Scaling Laws for Neural Language Models¶

The paper "Scaling Laws for Neural Language Models" by Jared Kaplan and collaborators explores the relationship between the size of neural language models (like Transformers), the data they train on, & the compute used for training. The study reveals valuable guidelines for building better models.

Key Findings¶

1. Performance Scaling Laws¶

The performance of language models (measured using cross-entropy loss) improves predictably as:
- Model size increases.
- Dataset size grows.
- Compute budget scales up.
These improvements follow power-law trends across large scales, while architectural details like network depth and width have minimal impact compared to scale.

2. Optimal Compute Utilization¶

Larger models are more sample-efficient, meaning they require less data and fewer training steps to achieve the same performance as smaller models.
The most compute-efficient way to train involves:
- Using very large models.
- Training on moderate-sized datasets.
- Stopping training before the model fully converges.

3. Overfitting Behavior¶

Overfitting occurs when the model learns the training data too well and struggles to generalize to new data.
This can be avoided by scaling dataset size proportionally to model size. For example:
- If the model size increases 8x, the dataset size should increase 5x.

4. Batch Size and Training Efficiency¶

The optimal batch size (the number of examples processed together) is determined by the gradient noise scale.
As models get better (loss decreases), the critical batch size increases.
····················
● WRITTEN PROBLEM 1
In the rows below, convert the stretch from the line containing "Patent image size: (823, 318)." through the line containing "The secondary winding 12 is at (212, 190)." into a JSON list of strings, one string per line, with blank lines left out.
····················
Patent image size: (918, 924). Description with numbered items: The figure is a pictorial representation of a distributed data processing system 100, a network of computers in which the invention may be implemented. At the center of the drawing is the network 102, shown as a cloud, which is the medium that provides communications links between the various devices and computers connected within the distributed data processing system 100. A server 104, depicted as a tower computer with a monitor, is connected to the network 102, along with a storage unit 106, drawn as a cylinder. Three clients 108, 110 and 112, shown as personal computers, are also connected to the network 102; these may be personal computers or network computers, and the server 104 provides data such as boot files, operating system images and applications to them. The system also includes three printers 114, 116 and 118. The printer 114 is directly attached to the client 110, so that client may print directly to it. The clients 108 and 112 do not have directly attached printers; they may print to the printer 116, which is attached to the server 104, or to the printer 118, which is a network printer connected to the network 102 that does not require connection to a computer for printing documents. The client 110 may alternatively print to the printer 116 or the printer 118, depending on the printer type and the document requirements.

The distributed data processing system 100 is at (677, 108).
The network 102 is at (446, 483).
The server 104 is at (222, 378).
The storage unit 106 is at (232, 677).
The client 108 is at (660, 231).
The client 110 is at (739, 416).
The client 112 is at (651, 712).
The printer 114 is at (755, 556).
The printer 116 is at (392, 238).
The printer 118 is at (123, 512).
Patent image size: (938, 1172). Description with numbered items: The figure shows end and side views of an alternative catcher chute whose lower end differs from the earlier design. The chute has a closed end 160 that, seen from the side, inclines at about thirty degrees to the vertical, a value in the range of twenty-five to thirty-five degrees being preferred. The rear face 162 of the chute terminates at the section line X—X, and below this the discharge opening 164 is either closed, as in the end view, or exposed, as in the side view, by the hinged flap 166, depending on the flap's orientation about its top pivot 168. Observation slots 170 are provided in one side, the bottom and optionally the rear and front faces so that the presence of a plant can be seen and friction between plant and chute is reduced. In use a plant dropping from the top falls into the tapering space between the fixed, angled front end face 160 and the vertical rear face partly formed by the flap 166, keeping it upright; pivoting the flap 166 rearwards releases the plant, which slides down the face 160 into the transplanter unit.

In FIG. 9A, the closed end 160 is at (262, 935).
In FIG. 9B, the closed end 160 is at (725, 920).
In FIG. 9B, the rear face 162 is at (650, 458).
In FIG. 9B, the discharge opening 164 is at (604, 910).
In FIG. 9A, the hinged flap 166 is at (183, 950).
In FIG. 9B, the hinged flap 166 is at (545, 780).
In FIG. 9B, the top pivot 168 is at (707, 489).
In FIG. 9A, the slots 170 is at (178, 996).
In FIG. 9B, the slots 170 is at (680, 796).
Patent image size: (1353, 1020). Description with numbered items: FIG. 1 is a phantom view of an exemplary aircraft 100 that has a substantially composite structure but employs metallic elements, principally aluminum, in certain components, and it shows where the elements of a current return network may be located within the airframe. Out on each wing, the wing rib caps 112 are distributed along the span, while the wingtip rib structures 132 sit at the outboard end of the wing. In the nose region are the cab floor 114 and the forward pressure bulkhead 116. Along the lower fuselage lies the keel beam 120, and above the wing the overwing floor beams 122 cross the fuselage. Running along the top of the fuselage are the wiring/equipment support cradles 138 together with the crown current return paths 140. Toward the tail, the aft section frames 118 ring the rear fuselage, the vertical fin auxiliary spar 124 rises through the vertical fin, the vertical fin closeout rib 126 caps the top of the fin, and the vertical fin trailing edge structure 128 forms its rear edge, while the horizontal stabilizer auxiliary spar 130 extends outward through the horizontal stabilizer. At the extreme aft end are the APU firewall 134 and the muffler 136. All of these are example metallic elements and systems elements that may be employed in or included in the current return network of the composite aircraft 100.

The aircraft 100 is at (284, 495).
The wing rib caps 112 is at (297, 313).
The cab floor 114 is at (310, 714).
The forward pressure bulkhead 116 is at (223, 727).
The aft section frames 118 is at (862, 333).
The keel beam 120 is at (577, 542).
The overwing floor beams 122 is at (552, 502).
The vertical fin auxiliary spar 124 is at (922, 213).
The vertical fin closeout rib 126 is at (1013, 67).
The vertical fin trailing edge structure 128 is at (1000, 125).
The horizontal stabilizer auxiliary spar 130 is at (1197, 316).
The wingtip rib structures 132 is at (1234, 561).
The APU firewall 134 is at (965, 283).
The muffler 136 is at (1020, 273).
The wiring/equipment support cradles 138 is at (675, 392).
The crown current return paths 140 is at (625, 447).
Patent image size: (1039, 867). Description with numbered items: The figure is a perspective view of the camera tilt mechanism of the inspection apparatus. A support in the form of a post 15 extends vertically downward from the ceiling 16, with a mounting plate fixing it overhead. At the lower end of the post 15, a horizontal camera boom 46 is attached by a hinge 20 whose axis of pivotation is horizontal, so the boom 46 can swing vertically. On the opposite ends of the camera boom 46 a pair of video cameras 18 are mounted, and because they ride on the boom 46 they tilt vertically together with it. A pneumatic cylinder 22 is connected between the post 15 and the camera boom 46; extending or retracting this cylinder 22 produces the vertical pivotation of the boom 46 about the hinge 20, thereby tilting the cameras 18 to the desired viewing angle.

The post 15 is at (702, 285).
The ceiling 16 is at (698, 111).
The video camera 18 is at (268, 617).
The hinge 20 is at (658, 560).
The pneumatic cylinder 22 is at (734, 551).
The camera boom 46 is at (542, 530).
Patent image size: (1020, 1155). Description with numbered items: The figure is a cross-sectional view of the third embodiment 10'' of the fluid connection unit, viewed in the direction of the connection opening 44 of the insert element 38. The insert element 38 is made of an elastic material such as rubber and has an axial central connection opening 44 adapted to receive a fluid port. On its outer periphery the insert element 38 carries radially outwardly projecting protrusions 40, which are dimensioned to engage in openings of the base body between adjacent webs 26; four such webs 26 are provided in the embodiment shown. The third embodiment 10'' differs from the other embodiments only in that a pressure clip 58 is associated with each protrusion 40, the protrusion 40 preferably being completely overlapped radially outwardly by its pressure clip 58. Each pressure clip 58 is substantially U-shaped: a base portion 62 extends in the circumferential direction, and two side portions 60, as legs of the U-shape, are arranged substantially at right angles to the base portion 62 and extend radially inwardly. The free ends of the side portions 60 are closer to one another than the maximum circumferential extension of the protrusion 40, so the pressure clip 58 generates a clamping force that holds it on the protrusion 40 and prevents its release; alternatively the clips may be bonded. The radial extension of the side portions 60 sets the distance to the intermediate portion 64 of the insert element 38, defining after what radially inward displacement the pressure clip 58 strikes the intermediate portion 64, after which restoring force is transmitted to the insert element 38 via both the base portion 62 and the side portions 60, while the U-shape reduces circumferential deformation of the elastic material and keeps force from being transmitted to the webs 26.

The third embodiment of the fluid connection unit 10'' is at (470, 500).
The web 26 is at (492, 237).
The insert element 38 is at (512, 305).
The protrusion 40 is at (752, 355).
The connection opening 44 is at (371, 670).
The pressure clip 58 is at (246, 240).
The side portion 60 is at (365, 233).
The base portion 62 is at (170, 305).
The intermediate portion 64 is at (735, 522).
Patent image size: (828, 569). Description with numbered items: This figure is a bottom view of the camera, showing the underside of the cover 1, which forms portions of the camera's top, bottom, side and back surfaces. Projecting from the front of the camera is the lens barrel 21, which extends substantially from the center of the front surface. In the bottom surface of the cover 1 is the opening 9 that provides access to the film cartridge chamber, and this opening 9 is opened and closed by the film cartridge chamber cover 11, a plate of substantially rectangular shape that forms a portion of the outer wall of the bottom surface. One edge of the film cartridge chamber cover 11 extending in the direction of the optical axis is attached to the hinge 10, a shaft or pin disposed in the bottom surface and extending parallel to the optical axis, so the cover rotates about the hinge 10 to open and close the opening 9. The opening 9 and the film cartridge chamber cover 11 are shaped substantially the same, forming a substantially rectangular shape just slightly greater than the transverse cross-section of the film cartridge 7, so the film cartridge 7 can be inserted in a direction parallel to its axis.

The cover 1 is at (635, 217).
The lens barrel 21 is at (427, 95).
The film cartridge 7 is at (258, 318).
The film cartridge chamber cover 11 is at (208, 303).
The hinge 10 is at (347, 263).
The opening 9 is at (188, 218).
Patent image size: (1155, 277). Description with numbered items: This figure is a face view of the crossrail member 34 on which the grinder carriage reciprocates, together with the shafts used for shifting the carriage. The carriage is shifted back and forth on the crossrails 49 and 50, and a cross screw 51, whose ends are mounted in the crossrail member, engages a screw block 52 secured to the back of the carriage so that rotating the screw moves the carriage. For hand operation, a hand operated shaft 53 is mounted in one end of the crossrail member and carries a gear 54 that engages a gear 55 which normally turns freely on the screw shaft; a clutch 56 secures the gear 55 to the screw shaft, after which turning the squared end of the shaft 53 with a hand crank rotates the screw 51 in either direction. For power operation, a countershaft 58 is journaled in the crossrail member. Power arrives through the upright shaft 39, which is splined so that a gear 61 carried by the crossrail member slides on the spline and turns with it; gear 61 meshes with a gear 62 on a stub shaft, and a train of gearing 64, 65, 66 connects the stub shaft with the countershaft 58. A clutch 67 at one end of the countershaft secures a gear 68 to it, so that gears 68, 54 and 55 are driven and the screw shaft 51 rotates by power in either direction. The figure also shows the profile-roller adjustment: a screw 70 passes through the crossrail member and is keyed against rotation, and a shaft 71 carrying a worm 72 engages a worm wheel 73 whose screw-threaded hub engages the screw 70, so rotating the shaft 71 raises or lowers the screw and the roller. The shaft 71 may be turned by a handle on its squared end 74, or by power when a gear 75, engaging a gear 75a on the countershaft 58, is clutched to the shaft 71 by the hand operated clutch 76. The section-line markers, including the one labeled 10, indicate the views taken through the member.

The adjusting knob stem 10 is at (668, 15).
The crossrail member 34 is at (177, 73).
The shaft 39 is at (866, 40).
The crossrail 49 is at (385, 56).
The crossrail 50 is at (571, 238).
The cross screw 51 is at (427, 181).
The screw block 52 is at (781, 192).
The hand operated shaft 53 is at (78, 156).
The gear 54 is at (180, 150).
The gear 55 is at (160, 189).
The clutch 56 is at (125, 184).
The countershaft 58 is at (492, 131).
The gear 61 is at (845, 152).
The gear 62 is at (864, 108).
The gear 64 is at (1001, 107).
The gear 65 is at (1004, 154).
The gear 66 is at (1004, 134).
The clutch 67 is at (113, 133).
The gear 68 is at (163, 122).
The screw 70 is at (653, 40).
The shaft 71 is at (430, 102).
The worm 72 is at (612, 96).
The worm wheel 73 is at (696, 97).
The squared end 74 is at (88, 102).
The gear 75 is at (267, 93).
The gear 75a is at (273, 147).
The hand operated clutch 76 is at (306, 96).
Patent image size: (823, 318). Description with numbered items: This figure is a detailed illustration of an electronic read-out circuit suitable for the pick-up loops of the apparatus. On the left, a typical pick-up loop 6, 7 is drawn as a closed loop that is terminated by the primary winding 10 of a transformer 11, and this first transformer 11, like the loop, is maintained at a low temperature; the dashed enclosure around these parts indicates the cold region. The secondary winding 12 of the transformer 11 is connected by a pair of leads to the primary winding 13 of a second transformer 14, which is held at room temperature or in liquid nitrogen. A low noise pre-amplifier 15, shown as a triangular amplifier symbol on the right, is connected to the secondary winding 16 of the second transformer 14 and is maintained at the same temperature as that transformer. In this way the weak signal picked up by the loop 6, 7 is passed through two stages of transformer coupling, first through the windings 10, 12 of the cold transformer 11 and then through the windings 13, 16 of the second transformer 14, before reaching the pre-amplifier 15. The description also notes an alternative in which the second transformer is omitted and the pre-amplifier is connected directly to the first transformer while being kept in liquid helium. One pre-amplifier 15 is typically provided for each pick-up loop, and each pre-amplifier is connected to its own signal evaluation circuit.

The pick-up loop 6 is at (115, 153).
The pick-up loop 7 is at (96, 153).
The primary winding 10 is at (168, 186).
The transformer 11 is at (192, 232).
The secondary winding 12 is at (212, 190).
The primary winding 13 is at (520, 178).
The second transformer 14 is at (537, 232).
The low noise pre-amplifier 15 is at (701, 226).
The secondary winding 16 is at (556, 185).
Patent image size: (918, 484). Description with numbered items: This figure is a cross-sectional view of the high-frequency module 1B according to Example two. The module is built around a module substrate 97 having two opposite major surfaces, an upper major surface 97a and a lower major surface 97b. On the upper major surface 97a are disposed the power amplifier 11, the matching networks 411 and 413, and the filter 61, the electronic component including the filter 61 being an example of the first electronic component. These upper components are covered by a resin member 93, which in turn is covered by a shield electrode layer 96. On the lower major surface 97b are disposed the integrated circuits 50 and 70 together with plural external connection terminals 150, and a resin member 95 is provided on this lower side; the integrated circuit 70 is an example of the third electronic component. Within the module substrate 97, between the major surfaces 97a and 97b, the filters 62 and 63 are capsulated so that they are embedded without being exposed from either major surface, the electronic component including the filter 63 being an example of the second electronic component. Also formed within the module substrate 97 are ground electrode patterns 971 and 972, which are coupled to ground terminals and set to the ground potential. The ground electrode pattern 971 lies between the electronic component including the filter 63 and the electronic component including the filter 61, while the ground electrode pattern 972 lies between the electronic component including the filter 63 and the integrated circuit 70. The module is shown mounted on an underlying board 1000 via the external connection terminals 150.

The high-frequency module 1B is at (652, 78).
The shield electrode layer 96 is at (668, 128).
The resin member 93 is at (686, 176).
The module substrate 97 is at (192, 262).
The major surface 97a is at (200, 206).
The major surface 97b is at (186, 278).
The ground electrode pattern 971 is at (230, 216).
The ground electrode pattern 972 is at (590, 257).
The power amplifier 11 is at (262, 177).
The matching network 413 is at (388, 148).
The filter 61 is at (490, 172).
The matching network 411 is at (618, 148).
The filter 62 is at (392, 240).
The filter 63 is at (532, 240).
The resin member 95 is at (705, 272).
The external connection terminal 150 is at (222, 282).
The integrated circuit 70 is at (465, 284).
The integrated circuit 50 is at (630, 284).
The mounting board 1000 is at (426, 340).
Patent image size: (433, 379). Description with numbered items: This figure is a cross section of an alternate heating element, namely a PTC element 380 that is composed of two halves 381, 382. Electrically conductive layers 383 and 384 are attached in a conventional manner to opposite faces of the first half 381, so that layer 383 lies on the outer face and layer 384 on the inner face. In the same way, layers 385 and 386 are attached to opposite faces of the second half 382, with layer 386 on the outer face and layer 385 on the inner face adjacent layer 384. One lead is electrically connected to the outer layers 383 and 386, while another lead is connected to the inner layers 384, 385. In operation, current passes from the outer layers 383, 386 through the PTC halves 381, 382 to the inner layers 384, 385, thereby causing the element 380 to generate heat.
····················
● WRITTEN PROBLEM 2
Transcribe the stretch of the scaling laws summary from "1. Performance Scaling" through "budget scales up.".

● CORRECT RESPONSE 1
[
  "Patent image size: (823, 318). Description with numbered items: This figure is a detailed illustration of an electronic read-out circuit suitable for the pick-up loops of the apparatus. On the left, a typical pick-up loop 6, 7 is drawn as a closed loop that is terminated by the primary winding 10 of a transformer 11, and this first transformer 11, like the loop, is maintained at a low temperature; the dashed enclosure around these parts indicates the cold region. The secondary winding 12 of the transformer 11 is connected by a pair of leads to the primary winding 13 of a second transformer 14, which is held at room temperature or in liquid nitrogen. A low noise pre-amplifier 15, shown as a triangular amplifier symbol on the right, is connected to the secondary winding 16 of the second transformer 14 and is maintained at the same temperature as that transformer. In this way the weak signal picked up by the loop 6, 7 is passed through two stages of transformer coupling, first through the windings 10, 12 of the cold transformer 11 and then through the windings 13, 16 of the second transformer 14, before reaching the pre-amplifier 15. The description also notes an alternative in which the second transformer is omitted and the pre-amplifier is connected directly to the first transformer while being kept in liquid helium. One pre-amplifier 15 is typically provided for each pick-up loop, and each pre-amplifier is connected to its own signal evaluation circuit.",
  "The pick-up loop 6 is at (115, 153).",
  "The pick-up loop 7 is at (96, 153).",
  "The primary winding 10 is at (168, 186).",
  "The transformer 11 is at (192, 232).",
  "The secondary winding 12 is at (212, 190)."
]

● CORRECT RESPONSE 2
1. Performance Scaling Laws¶

The performance of language models (measured using cross-entropy loss) improves predictably as:
- Model size increases.
- Dataset size grows.
- Compute budget scales up.